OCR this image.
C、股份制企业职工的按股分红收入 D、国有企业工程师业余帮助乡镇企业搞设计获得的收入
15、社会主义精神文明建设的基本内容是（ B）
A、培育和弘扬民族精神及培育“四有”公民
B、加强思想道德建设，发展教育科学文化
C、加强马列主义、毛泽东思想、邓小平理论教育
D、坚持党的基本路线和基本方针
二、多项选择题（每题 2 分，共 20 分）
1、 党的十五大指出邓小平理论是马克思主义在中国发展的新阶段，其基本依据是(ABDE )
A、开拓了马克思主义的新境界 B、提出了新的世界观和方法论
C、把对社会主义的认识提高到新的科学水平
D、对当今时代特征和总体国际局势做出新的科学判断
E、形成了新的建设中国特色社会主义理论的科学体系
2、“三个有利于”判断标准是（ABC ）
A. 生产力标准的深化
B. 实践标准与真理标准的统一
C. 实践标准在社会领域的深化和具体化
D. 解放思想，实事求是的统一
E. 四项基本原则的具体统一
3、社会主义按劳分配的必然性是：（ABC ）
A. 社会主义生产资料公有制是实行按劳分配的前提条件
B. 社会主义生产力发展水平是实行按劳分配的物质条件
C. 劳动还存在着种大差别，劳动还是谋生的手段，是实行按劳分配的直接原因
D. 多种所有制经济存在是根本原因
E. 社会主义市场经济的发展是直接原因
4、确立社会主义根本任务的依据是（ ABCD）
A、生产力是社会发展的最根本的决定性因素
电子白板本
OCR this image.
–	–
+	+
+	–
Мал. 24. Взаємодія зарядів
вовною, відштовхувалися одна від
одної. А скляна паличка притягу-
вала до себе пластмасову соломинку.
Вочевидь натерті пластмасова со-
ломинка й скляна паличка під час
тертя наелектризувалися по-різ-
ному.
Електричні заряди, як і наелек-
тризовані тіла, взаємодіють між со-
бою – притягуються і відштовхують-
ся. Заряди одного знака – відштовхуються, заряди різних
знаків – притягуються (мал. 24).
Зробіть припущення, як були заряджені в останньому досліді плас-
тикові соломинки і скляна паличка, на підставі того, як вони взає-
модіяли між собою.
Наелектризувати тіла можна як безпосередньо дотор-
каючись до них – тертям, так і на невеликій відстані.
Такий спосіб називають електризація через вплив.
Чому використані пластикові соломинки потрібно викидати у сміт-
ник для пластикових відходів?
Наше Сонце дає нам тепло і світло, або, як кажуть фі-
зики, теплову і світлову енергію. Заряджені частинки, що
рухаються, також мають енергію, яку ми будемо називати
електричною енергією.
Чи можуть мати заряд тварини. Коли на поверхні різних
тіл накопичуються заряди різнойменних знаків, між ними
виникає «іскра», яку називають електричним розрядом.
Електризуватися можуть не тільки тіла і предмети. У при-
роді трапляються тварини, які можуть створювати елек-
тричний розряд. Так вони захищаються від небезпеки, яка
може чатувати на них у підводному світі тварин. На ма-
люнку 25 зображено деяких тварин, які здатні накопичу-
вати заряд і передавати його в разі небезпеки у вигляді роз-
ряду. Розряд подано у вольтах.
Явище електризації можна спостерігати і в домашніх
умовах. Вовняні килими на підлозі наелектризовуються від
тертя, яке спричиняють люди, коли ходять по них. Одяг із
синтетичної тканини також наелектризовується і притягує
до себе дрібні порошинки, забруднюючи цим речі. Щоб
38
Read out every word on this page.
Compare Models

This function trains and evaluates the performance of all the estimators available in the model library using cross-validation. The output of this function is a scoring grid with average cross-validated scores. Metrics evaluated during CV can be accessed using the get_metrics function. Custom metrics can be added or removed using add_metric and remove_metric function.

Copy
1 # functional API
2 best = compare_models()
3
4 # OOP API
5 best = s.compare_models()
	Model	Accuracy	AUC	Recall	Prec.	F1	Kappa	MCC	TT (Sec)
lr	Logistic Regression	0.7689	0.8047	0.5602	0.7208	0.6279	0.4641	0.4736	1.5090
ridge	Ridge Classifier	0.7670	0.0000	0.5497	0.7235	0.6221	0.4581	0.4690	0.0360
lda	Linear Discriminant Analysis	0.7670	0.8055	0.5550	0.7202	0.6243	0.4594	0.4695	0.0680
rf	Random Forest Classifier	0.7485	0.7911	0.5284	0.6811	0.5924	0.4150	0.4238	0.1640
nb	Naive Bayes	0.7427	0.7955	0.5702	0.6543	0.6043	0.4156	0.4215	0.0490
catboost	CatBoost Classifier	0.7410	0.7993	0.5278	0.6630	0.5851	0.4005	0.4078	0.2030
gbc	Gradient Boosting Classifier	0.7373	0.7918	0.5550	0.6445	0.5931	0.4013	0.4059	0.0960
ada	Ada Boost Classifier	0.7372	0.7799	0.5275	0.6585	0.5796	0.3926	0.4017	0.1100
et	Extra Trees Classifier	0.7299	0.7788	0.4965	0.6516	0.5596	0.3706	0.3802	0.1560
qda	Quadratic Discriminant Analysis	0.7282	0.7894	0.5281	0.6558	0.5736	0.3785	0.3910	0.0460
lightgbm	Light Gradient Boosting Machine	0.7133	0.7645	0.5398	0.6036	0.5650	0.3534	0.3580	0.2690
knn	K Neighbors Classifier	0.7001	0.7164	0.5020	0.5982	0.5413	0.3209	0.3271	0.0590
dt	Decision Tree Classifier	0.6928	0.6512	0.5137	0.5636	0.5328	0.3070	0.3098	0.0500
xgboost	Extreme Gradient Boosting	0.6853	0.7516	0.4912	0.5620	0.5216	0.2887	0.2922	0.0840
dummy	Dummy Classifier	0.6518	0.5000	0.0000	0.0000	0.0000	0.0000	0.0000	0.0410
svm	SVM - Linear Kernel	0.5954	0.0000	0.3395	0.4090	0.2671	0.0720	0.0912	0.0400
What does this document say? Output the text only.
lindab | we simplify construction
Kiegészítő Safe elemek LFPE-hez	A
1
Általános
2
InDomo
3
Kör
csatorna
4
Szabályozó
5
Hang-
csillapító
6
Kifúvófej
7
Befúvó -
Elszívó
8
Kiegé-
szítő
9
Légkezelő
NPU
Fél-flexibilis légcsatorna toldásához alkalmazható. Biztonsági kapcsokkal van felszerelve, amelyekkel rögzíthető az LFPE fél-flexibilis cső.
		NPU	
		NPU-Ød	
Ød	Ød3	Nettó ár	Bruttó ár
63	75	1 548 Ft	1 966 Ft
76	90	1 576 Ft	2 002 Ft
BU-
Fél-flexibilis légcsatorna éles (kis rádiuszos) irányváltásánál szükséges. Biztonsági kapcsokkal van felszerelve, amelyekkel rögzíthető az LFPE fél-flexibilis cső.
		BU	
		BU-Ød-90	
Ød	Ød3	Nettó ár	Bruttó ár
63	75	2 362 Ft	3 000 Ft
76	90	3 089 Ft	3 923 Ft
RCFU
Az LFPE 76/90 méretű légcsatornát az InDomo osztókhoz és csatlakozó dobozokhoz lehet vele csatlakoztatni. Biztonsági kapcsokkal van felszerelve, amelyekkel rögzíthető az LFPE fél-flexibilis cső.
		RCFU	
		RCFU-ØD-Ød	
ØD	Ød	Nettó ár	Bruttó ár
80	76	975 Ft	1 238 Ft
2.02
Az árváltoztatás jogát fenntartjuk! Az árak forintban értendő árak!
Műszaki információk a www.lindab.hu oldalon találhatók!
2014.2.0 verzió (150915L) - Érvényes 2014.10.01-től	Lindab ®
---------------
What this task involves: Find every line in the records above that holds the word "називають", and copy each one.

Answer to the problem:
Такий спосіб називають електризація через вплив.
виникає «іскра», яку називають електричним розрядом.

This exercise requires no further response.